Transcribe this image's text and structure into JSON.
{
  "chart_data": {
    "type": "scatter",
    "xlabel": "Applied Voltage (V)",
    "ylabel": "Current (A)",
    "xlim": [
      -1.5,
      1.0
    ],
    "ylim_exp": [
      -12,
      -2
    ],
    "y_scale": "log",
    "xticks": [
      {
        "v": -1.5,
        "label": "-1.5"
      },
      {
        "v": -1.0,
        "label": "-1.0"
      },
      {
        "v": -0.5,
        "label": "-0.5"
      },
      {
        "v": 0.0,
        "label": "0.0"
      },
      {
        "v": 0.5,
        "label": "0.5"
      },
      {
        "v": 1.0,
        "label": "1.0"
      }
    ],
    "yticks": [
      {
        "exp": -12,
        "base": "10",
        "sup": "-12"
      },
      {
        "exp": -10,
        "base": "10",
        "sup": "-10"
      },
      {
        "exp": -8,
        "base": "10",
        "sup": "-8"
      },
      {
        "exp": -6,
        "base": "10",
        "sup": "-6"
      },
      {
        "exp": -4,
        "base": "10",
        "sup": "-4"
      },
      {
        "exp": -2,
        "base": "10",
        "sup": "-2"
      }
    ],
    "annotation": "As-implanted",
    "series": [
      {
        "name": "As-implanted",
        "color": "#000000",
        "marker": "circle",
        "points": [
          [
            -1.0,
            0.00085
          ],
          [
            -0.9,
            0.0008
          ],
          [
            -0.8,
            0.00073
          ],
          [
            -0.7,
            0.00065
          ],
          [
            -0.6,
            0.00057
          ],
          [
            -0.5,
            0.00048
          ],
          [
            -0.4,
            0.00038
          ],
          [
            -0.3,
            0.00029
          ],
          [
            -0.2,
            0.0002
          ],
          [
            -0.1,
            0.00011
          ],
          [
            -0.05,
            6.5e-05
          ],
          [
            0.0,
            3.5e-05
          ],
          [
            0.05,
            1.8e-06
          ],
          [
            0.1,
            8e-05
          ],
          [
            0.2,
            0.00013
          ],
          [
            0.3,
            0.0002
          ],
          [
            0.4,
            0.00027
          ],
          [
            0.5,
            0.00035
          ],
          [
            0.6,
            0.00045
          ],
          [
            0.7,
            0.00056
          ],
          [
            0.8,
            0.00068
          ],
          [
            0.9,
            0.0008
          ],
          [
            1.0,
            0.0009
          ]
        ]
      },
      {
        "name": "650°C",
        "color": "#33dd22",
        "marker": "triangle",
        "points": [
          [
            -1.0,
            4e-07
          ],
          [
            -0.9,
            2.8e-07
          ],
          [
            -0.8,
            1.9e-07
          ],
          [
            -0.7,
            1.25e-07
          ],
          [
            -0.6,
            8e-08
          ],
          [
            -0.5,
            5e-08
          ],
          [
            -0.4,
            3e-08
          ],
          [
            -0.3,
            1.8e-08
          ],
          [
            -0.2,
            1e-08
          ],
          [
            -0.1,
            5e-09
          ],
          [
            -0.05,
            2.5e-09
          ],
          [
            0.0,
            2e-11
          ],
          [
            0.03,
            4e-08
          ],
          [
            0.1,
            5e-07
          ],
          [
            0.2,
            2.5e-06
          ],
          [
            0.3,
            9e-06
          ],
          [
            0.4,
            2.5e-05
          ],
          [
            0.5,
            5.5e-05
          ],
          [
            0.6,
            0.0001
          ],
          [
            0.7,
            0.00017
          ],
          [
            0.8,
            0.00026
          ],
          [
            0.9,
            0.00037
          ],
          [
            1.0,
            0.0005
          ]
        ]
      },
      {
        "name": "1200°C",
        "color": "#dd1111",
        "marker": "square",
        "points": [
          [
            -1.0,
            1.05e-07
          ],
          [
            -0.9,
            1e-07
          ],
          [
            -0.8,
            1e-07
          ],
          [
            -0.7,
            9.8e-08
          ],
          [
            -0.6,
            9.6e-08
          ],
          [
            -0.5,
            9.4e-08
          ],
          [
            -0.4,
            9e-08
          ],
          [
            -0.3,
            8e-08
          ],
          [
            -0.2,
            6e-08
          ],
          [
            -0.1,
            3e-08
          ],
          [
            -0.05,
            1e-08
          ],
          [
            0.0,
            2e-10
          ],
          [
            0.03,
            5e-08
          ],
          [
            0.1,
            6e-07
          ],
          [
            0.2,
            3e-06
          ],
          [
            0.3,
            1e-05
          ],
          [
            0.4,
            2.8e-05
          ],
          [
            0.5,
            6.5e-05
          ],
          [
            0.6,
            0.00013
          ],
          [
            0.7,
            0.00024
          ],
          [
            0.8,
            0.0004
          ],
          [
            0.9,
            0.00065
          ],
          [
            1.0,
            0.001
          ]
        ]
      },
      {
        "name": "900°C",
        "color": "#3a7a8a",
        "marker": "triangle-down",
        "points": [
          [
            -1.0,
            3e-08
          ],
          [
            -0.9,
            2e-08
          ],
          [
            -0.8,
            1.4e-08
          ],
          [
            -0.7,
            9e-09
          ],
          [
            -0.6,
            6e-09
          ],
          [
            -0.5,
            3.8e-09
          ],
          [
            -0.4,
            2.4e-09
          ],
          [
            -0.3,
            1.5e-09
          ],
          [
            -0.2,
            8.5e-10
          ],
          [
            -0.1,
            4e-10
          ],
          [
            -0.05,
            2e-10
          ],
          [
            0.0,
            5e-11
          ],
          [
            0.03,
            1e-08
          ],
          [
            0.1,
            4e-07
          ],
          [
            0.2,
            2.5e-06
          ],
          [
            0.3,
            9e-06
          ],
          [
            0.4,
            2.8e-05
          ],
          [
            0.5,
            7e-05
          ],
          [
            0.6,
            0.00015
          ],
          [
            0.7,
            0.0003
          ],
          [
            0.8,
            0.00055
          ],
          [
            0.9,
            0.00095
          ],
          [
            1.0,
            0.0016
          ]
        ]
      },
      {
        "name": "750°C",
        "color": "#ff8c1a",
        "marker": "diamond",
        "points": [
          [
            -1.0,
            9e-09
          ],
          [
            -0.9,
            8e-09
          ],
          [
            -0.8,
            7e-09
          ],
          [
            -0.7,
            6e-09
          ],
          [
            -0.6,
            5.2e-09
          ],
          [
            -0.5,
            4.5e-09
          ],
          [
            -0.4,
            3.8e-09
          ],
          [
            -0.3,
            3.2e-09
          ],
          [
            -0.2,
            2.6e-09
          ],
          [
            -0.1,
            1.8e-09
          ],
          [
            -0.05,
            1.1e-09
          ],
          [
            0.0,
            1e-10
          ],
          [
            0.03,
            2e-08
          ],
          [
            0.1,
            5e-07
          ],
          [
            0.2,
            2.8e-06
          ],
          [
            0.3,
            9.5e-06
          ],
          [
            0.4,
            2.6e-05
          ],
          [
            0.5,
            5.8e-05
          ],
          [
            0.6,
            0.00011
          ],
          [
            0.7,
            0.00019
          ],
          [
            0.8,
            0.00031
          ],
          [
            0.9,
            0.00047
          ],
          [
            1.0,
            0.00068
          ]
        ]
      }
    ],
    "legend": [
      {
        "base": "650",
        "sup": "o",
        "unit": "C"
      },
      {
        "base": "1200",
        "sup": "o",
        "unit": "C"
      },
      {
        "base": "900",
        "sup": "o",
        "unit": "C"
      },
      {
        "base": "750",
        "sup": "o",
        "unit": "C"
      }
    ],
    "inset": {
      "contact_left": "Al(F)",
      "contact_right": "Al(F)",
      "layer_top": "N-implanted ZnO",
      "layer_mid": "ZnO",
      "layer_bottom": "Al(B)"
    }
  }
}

::::::::::

:: Stated goal ::
Reproduce the records word for word.

:: Answer ::
Transcribe this image's text and structure into JSON.
{
  "chart_data": {
    "type": "scatter",
    "xlabel": "Applied Voltage (V)",
    "ylabel": "Current (A)",
    "xlim": [
      -1.5,
      1.0
    ],
    "ylim_exp": [
      -12,
      -2
    ],
    "y_scale": "log",
    "xticks": [
      {
        "v": -1.5,
        "label": "-1.5"
      },
      {
        "v": -1.0,
        "label": "-1.0"
      },
      {
        "v": -0.5,
        "label": "-0.5"
      },
      {
        "v": 0.0,
        "label": "0.0"
      },
      {
        "v": 0.5,
        "label": "0.5"
      },
      {
        "v": 1.0,
        "label": "1.0"
      }
    ],
    "yticks": [
      {
        "exp": -12,
        "base": "10",
        "sup": "-12"
      },
      {
        "exp": -10,
        "base": "10",
        "sup": "-10"
      },
      {
        "exp": -8,
        "base": "10",
        "sup": "-8"
      },
      {
        "exp": -6,
        "base": "10",
        "sup": "-6"
      },
      {
        "exp": -4,
        "base": "10",
        "sup": "-4"
      },
      {
        "exp": -2,
        "base": "10",
        "sup": "-2"
      }
    ],
    "annotation": "As-implanted",
    "series": [
      {
        "name": "As-implanted",
        "color": "#000000",
        "marker": "circle",
        "points": [
          [
            -1.0,
            0.00085
          ],
          [
            -0.9,
            0.0008
          ],
          [
            -0.8,
            0.00073
          ],
          [
            -0.7,
            0.00065
          ],
          [
            -0.6,
            0.00057
          ],
          [
            -0.5,
            0.00048
          ],
          [
            -0.4,
            0.00038
          ],
          [
            -0.3,
            0.00029
          ],
          [
            -0.2,
            0.0002
          ],
          [
            -0.1,
            0.00011
          ],
          [
            -0.05,
            6.5e-05
          ],
          [
            0.0,
            3.5e-05
          ],
          [
            0.05,
            1.8e-06
          ],
          [
            0.1,
            8e-05
          ],
          [
            0.2,
            0.00013
          ],
          [
            0.3,
            0.0002
          ],
          [
            0.4,
            0.00027
          ],
          [
            0.5,
            0.00035
          ],
          [
            0.6,
            0.00045
          ],
          [
            0.7,
            0.00056
          ],
          [
            0.8,
            0.00068
          ],
          [
            0.9,
            0.0008
          ],
          [
            1.0,
            0.0009
          ]
        ]
      },
      {
        "name": "650°C",
        "color": "#33dd22",
        "marker": "triangle",
        "points": [
          [
            -1.0,
            4e-07
          ],
          [
            -0.9,
            2.8e-07
          ],
          [
            -0.8,
            1.9e-07
          ],
          [
            -0.7,
            1.25e-07
          ],
          [
            -0.6,
            8e-08
          ],
          [
            -0.5,
            5e-08
          ],
          [
            -0.4,
            3e-08
          ],
          [
            -0.3,
            1.8e-08
          ],
          [
            -0.2,
            1e-08
          ],
          [
            -0.1,
            5e-09
          ],
          [
            -0.05,
            2.5e-09
          ],
          [
            0.0,
            2e-11
          ],
          [
            0.03,
            4e-08
          ],
          [
            0.1,
            5e-07
          ],
          [
            0.2,
            2.5e-06
          ],
          [
            0.3,
            9e-06
          ],
          [
            0.4,
            2.5e-05
          ],
          [
            0.5,
            5.5e-05
          ],
          [
            0.6,
            0.0001
          ],
          [
            0.7,
            0.00017
          ],
          [
            0.8,
            0.00026
          ],
          [
            0.9,
            0.00037
          ],
          [
            1.0,
            0.0005
          ]
        ]
      },
      {
        "name": "1200°C",
        "color": "#dd1111",
        "marker": "square",
        "points": [
          [
            -1.0,
            1.05e-07
          ],
          [
            -0.9,
            1e-07
          ],
          [
            -0.8,
            1e-07
          ],
          [
            -0.7,
            9.8e-08
          ],
          [
            -0.6,
            9.6e-08
          ],
          [
            -0.5,
            9.4e-08
          ],
          [
            -0.4,
            9e-08
          ],
          [
            -0.3,
            8e-08
          ],
          [
            -0.2,
            6e-08
          ],
          [
            -0.1,
            3e-08
          ],
          [
            -0.05,
            1e-08
          ],
          [
            0.0,
            2e-10
          ],
          [
            0.03,
            5e-08
          ],
          [
            0.1,
            6e-07
          ],
          [
            0.2,
            3e-06
          ],
          [
            0.3,
            1e-05
          ],
          [
            0.4,
            2.8e-05
          ],
          [
            0.5,
            6.5e-05
          ],
          [
            0.6,
            0.00013
          ],
          [
            0.7,
            0.00024
          ],
          [
            0.8,
            0.0004
          ],
          [
            0.9,
            0.00065
          ],
          [
            1.0,
            0.001
          ]
        ]
      },
      {
        "name": "900°C",
        "color": "#3a7a8a",
        "marker": "triangle-down",
        "points": [
          [
            -1.0,
            3e-08
          ],
          [
            -0.9,
            2e-08
          ],
          [
            -0.8,
            1.4e-08
          ],
          [
            -0.7,
            9e-09
          ],
          [
            -0.6,
            6e-09
          ],
          [
            -0.5,
            3.8e-09
          ],
          [
            -0.4,
            2.4e-09
          ],
          [
            -0.3,
            1.5e-09
          ],
          [
            -0.2,
            8.5e-10
          ],
          [
            -0.1,
            4e-10
          ],
          [
            -0.05,
            2e-10
          ],
          [
            0.0,
            5e-11
          ],
          [
            0.03,
            1e-08
          ],
          [
            0.1,
            4e-07
          ],
          [
            0.2,
            2.5e-06
          ],
          [
            0.3,
            9e-06
          ],
          [
            0.4,
            2.8e-05
          ],
          [
            0.5,
            7e-05
          ],
          [
            0.6,
            0.00015
          ],
          [
            0.7,
            0.0003
          ],
          [
            0.8,
            0.00055
          ],
          [
            0.9,
            0.00095
          ],
          [
            1.0,
            0.0016
          ]
        ]
      },
      {
        "name": "750°C",
        "color": "#ff8c1a",
        "marker": "diamond",
        "points": [
          [
            -1.0,
            9e-09
          ],
          [
            -0.9,
            8e-09
          ],
          [
            -0.8,
            7e-09
          ],
          [
            -0.7,
            6e-09
          ],
          [
            -0.6,
            5.2e-09
          ],
          [
            -0.5,
            4.5e-09
          ],
          [
            -0.4,
            3.8e-09
          ],
          [
            -0.3,
            3.2e-09
          ],
          [
            -0.2,
            2.6e-09
          ],
          [
            -0.1,
            1.8e-09
          ],
          [
            -0.05,
            1.1e-09
          ],
          [
            0.0,
            1e-10
          ],
          [
            0.03,
            2e-08
          ],
          [
            0.1,
            5e-07
          ],
          [
            0.2,
            2.8e-06
          ],
          [
            0.3,
            9.5e-06
          ],
          [
            0.4,
            2.6e-05
          ],
          [
            0.5,
            5.8e-05
          ],
          [
            0.6,
            0.00011
          ],
          [
            0.7,
            0.00019
          ],
          [
            0.8,
            0.00031
          ],
          [
            0.9,
            0.00047
          ],
          [
            1.0,
            0.00068
          ]
        ]
      }
    ],
    "legend": [
      {
        "base": "650",
        "sup": "o",
        "unit": "C"
      },
      {
        "base": "1200",
        "sup": "o",
        "unit": "C"
      },
      {
        "base": "900",
        "sup": "o",
        "unit": "C"
      },
      {
        "base": "750",
        "sup": "o",
        "unit": "C"
      }
    ],
    "inset": {
      "contact_left": "Al(F)",
      "contact_right": "Al(F)",
      "layer_top": "N-implanted ZnO",
      "layer_mid": "ZnO",
      "layer_bottom": "Al(B)"
    }
  }
}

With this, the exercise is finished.